*Records provided*.
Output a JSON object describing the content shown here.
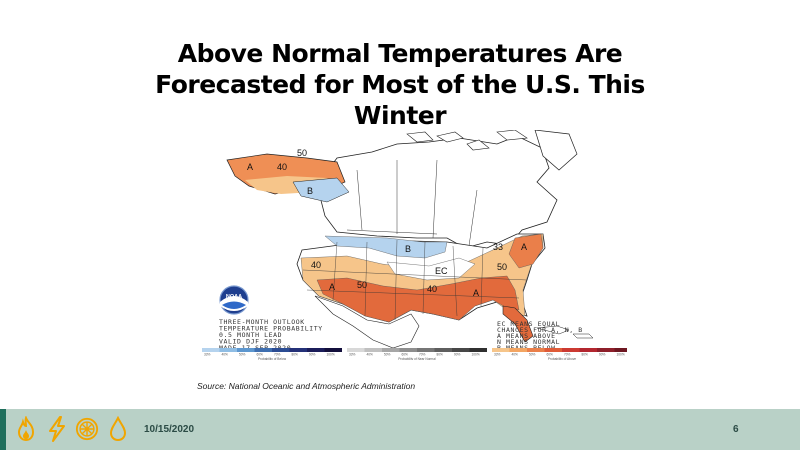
{
  "slide": {
    "title_lines": [
      "Above Normal Temperatures Are",
      "Forecasted for Most of the U.S. This",
      "Winter"
    ],
    "source": "Source: National Oceanic and Atmospheric Administration",
    "date": "10/15/2020",
    "page_number": "6"
  },
  "map": {
    "noaa_logo_text": "NOAA",
    "outlook_lines": [
      "THREE-MONTH OUTLOOK",
      "TEMPERATURE PROBABILITY",
      "0.5 MONTH LEAD",
      "VALID DJF 2020",
      "MADE 17 SEP 2020"
    ],
    "key_lines": [
      "EC MEANS EQUAL",
      "CHANCES FOR A, N, B",
      "A MEANS ABOVE",
      "N MEANS NORMAL",
      "B MEANS BELOW"
    ],
    "labels": {
      "above": "A",
      "below": "B",
      "ec": "EC",
      "contour_40": "40",
      "contour_50": "50",
      "contour_33": "33"
    },
    "colorbar": {
      "below_ticks": [
        "33%",
        "40%",
        "50%",
        "60%",
        "70%",
        "80%",
        "90%",
        "100%"
      ],
      "normal_ticks": [
        "33%",
        "40%",
        "50%",
        "60%",
        "70%",
        "80%",
        "90%",
        "100%"
      ],
      "above_ticks": [
        "33%",
        "40%",
        "50%",
        "60%",
        "70%",
        "80%",
        "90%",
        "100%"
      ],
      "below_caption": "Probability of Below",
      "normal_caption": "Probability of Near Normal",
      "above_caption": "Probability of Above",
      "below_colors": [
        "#b5d3ee",
        "#8fbde4",
        "#5d97cf",
        "#3f6fb0",
        "#2b4c93",
        "#243178",
        "#1b1d5a",
        "#130f3c"
      ],
      "normal_colors": [
        "#d8d8d8",
        "#c0c0c0",
        "#a6a6a6",
        "#8e8e8e",
        "#767676",
        "#5e5e5e",
        "#474747",
        "#303030"
      ],
      "above_colors": [
        "#f6c58a",
        "#f3a562",
        "#ea7f4a",
        "#df5b38",
        "#cc3a32",
        "#b3262f",
        "#8e1f2a",
        "#6e1721"
      ]
    }
  },
  "footer_icons": [
    "fire-icon",
    "lightning-icon",
    "wind-turbine-icon",
    "water-drop-icon"
  ]
}
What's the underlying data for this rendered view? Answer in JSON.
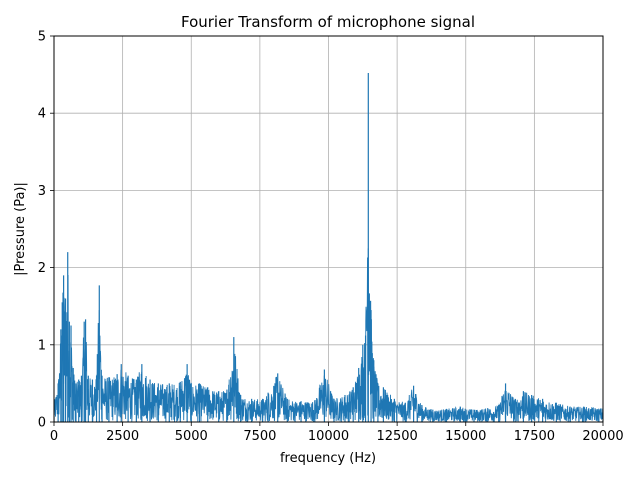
{
  "chart_data": {
    "type": "line",
    "title": "Fourier Transform of microphone signal",
    "xlabel": "frequency (Hz)",
    "ylabel": "|Pressure (Pa)|",
    "xlim": [
      0,
      20000
    ],
    "ylim": [
      0,
      5
    ],
    "x_ticks": [
      0,
      2500,
      5000,
      7500,
      10000,
      12500,
      15000,
      17500,
      20000
    ],
    "x_tick_labels": [
      "0",
      "2500",
      "5000",
      "7500",
      "10000",
      "12500",
      "15000",
      "17500",
      "20000"
    ],
    "y_ticks": [
      0,
      1,
      2,
      3,
      4,
      5
    ],
    "y_tick_labels": [
      "0",
      "1",
      "2",
      "3",
      "4",
      "5"
    ],
    "grid": true,
    "series": [
      {
        "color": "#1f77b4",
        "envelope": [
          [
            0,
            0.25
          ],
          [
            150,
            0.5
          ],
          [
            250,
            1.2
          ],
          [
            300,
            1.55
          ],
          [
            350,
            1.9
          ],
          [
            420,
            1.6
          ],
          [
            500,
            2.2
          ],
          [
            560,
            1.3
          ],
          [
            620,
            1.25
          ],
          [
            700,
            0.7
          ],
          [
            800,
            0.5
          ],
          [
            900,
            0.55
          ],
          [
            1000,
            0.6
          ],
          [
            1100,
            1.3
          ],
          [
            1150,
            1.33
          ],
          [
            1250,
            0.6
          ],
          [
            1400,
            0.55
          ],
          [
            1550,
            0.6
          ],
          [
            1650,
            1.77
          ],
          [
            1750,
            0.6
          ],
          [
            2000,
            0.58
          ],
          [
            2300,
            0.62
          ],
          [
            2450,
            0.75
          ],
          [
            2700,
            0.6
          ],
          [
            3000,
            0.55
          ],
          [
            3200,
            0.75
          ],
          [
            3500,
            0.55
          ],
          [
            3800,
            0.5
          ],
          [
            4200,
            0.5
          ],
          [
            4600,
            0.52
          ],
          [
            4850,
            0.75
          ],
          [
            5000,
            0.5
          ],
          [
            5300,
            0.5
          ],
          [
            5600,
            0.45
          ],
          [
            6000,
            0.4
          ],
          [
            6300,
            0.42
          ],
          [
            6550,
            1.1
          ],
          [
            6800,
            0.35
          ],
          [
            7200,
            0.3
          ],
          [
            7600,
            0.3
          ],
          [
            7800,
            0.38
          ],
          [
            8150,
            0.63
          ],
          [
            8500,
            0.3
          ],
          [
            9000,
            0.27
          ],
          [
            9500,
            0.28
          ],
          [
            9850,
            0.68
          ],
          [
            10200,
            0.3
          ],
          [
            10600,
            0.35
          ],
          [
            10900,
            0.45
          ],
          [
            11100,
            0.7
          ],
          [
            11250,
            1.0
          ],
          [
            11350,
            1.12
          ],
          [
            11450,
            4.52
          ],
          [
            11550,
            1.45
          ],
          [
            11650,
            0.8
          ],
          [
            11800,
            0.5
          ],
          [
            12000,
            0.45
          ],
          [
            12400,
            0.3
          ],
          [
            12800,
            0.25
          ],
          [
            13100,
            0.47
          ],
          [
            13400,
            0.22
          ],
          [
            13800,
            0.16
          ],
          [
            14300,
            0.17
          ],
          [
            14800,
            0.2
          ],
          [
            15300,
            0.16
          ],
          [
            15800,
            0.18
          ],
          [
            16200,
            0.22
          ],
          [
            16450,
            0.5
          ],
          [
            16800,
            0.3
          ],
          [
            17100,
            0.4
          ],
          [
            17400,
            0.35
          ],
          [
            17800,
            0.3
          ],
          [
            18300,
            0.25
          ],
          [
            18800,
            0.2
          ],
          [
            19300,
            0.2
          ],
          [
            20000,
            0.18
          ]
        ]
      }
    ]
  }
}
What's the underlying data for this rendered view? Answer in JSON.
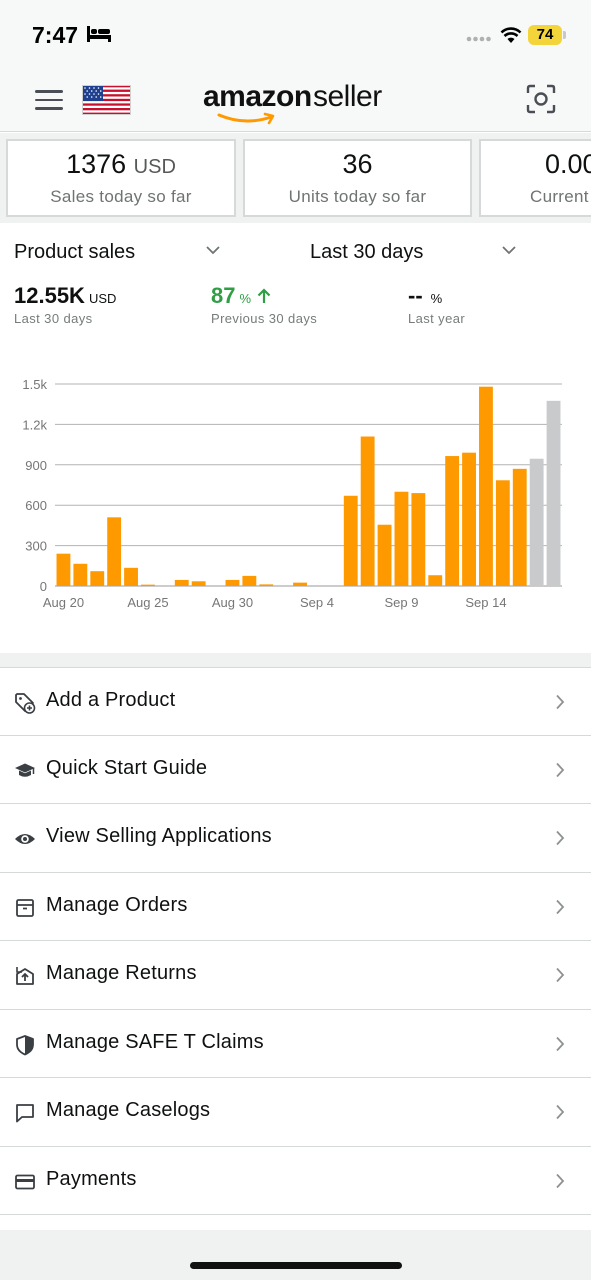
{
  "status_bar": {
    "time": "7:47",
    "battery": "74"
  },
  "header": {
    "brand_amazon": "amazon",
    "brand_seller": "seller"
  },
  "metrics": [
    {
      "value": "1376",
      "unit": "USD",
      "label": "Sales today so far"
    },
    {
      "value": "36",
      "unit": "",
      "label": "Units today so far"
    },
    {
      "value": "0.00",
      "unit": "",
      "label": "Current"
    }
  ],
  "sales_panel": {
    "metric_dropdown": "Product sales",
    "period_dropdown": "Last 30 days",
    "kpis": [
      {
        "value": "12.55K",
        "unit": "USD",
        "label": "Last 30 days"
      },
      {
        "value": "87",
        "unit": "%",
        "label": "Previous 30 days",
        "trend": "up"
      },
      {
        "value": "--",
        "unit": "%",
        "label": "Last year"
      }
    ]
  },
  "chart_data": {
    "type": "bar",
    "ylim": [
      0,
      1500
    ],
    "yticks": [
      "0",
      "300",
      "600",
      "900",
      "1.2k",
      "1.5k"
    ],
    "xticks": [
      "Aug 20",
      "Aug 25",
      "Aug 30",
      "Sep 4",
      "Sep 9",
      "Sep 14"
    ],
    "colors": {
      "actual": "#ff9900",
      "partial": "#c9cacc"
    },
    "values": [
      240,
      165,
      110,
      510,
      135,
      10,
      0,
      45,
      35,
      0,
      45,
      75,
      12,
      0,
      25,
      0,
      0,
      670,
      1110,
      455,
      700,
      690,
      80,
      965,
      990,
      1480,
      785,
      870,
      945,
      1375
    ],
    "partial_from_index": 28
  },
  "menu": [
    {
      "label": "Add a Product",
      "icon": "add-tag-icon"
    },
    {
      "label": "Quick Start Guide",
      "icon": "graduation-cap-icon"
    },
    {
      "label": "View Selling Applications",
      "icon": "eye-icon"
    },
    {
      "label": "Manage Orders",
      "icon": "box-icon"
    },
    {
      "label": "Manage Returns",
      "icon": "return-box-icon"
    },
    {
      "label": "Manage SAFE T Claims",
      "icon": "shield-icon"
    },
    {
      "label": "Manage Caselogs",
      "icon": "chat-bubble-icon"
    },
    {
      "label": "Payments",
      "icon": "credit-card-icon"
    }
  ]
}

*Description of the task*. Find how many of the lines above have the word "MEANS" in them. State only that number.

*Completed exercise*. 4